**Task brief**
Tally how many lines of these entries hold the string "others". Return the number alone.

**Given entries**
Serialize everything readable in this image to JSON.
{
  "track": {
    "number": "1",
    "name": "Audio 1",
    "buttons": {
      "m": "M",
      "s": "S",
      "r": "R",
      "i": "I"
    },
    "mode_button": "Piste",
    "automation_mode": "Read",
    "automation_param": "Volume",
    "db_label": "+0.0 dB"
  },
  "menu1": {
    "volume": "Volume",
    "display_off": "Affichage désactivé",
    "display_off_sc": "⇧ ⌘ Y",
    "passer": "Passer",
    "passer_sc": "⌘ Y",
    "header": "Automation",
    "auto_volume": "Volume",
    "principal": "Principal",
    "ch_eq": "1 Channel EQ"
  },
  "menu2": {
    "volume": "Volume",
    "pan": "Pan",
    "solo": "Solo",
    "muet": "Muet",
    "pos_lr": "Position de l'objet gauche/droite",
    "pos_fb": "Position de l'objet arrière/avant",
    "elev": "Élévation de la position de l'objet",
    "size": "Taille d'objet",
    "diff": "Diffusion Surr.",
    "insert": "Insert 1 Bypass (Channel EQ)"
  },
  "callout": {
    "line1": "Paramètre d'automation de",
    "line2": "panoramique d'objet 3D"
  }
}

---

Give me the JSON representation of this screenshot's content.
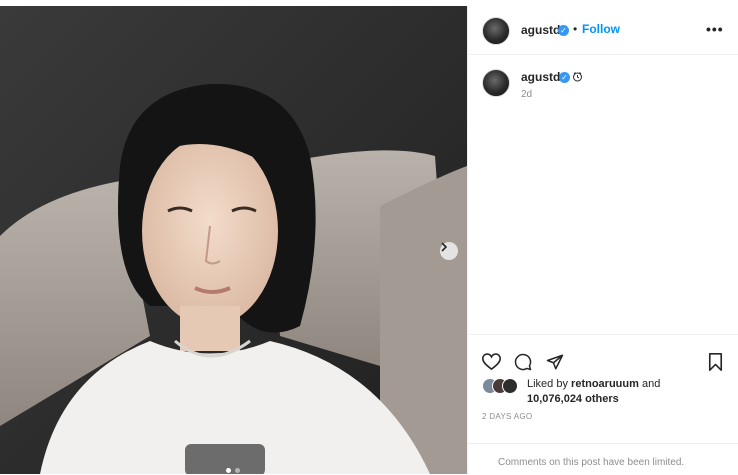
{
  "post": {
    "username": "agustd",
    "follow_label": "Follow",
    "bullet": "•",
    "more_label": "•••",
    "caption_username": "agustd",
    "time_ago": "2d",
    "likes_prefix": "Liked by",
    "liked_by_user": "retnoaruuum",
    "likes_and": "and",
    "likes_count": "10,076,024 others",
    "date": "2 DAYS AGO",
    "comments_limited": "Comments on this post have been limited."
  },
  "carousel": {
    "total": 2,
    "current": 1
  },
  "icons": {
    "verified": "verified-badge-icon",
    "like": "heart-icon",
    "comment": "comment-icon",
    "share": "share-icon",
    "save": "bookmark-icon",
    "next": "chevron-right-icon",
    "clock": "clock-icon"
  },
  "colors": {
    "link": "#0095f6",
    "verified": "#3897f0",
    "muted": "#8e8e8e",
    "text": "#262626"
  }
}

--

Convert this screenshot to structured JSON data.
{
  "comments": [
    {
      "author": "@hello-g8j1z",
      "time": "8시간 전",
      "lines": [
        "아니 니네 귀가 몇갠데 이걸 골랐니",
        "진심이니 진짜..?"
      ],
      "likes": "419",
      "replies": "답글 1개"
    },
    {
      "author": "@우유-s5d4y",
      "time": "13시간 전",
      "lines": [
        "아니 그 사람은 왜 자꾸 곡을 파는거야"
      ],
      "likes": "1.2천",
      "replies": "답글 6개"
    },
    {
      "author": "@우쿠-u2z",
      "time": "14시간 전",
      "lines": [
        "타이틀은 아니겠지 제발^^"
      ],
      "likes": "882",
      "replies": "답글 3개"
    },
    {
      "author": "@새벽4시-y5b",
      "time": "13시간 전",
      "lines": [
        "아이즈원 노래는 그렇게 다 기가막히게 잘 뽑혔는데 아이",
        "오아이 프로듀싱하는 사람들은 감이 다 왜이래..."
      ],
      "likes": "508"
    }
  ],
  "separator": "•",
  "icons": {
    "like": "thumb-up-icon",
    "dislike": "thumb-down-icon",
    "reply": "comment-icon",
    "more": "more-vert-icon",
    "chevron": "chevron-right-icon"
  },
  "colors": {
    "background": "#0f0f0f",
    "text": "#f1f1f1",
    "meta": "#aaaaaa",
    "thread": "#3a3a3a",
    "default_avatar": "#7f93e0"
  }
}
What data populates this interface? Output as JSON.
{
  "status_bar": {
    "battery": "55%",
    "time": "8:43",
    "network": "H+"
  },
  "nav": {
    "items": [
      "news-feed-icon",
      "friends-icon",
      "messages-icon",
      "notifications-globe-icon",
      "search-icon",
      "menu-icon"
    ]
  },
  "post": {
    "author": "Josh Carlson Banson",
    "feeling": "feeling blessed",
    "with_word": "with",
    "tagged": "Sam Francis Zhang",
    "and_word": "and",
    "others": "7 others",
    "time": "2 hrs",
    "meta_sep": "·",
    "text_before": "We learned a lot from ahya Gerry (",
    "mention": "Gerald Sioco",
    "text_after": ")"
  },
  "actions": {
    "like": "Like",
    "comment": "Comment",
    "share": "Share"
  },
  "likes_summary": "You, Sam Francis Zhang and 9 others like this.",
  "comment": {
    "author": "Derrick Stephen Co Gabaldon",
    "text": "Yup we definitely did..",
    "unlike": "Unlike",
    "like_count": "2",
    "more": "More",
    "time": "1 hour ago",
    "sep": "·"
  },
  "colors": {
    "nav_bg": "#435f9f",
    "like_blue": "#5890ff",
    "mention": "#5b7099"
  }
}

**Solution to this task**
3